§ Problem details: Provide nothing but the number of lines containing the string "fragile".

§ Materials provided:
^^^^^^^^
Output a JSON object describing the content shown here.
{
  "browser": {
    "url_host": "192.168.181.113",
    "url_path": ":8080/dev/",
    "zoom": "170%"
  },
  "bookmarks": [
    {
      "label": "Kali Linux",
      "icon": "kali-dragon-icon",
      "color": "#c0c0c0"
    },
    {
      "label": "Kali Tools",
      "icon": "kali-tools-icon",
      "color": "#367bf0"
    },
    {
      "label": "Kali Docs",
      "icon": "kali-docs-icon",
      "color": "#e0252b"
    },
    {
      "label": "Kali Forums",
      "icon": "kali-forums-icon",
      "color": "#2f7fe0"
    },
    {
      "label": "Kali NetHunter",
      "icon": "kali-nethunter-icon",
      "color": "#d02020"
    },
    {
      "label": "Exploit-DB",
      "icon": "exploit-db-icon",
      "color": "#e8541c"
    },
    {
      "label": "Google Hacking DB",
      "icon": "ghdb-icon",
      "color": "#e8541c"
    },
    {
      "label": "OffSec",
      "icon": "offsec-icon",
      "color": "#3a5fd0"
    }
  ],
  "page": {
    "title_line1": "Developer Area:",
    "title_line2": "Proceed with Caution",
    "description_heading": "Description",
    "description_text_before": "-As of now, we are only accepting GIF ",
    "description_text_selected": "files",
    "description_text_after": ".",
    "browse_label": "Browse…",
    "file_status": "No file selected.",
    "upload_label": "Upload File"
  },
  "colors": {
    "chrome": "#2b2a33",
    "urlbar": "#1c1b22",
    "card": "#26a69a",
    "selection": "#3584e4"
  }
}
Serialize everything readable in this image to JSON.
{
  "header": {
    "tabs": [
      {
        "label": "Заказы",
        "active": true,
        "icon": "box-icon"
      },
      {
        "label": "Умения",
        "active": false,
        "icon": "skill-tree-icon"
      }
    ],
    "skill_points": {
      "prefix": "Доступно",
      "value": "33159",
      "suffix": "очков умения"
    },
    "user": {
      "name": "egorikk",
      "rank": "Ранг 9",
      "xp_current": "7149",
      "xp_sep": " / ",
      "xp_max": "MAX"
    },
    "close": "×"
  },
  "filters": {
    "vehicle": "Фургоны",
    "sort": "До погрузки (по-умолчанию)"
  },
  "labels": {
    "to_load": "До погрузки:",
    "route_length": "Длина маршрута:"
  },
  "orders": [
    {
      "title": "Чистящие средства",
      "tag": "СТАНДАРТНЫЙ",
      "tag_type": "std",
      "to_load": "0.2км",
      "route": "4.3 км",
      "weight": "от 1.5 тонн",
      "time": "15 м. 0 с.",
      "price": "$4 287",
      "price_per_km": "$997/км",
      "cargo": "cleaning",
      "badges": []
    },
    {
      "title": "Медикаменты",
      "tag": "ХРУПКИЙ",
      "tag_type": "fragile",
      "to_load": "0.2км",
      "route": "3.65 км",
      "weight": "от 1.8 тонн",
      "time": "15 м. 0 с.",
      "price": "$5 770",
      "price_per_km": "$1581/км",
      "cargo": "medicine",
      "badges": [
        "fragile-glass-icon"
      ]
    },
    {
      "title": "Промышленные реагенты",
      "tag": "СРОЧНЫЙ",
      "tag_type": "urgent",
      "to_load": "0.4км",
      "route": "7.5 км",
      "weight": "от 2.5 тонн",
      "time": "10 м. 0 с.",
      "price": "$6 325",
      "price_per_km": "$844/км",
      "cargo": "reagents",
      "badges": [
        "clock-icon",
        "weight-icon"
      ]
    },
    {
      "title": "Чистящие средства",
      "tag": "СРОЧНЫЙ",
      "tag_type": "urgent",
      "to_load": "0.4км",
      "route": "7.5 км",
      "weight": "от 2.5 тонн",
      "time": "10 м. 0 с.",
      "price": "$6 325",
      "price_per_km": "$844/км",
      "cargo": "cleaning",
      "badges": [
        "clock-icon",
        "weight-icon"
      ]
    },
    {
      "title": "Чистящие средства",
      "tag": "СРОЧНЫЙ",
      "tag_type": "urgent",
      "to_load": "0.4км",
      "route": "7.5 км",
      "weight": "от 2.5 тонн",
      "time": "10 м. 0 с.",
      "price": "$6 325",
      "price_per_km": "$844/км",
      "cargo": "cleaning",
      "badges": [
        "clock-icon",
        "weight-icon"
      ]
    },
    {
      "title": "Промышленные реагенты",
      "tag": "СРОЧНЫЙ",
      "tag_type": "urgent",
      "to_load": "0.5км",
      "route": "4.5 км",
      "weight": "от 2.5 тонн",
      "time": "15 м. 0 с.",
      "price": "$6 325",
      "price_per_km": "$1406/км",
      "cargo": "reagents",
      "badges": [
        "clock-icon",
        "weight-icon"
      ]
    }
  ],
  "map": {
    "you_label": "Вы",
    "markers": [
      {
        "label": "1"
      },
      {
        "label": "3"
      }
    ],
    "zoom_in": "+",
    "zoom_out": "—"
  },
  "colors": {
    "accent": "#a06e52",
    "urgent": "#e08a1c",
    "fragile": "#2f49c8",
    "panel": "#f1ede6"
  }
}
^^^^^^^^
§ Reply: 3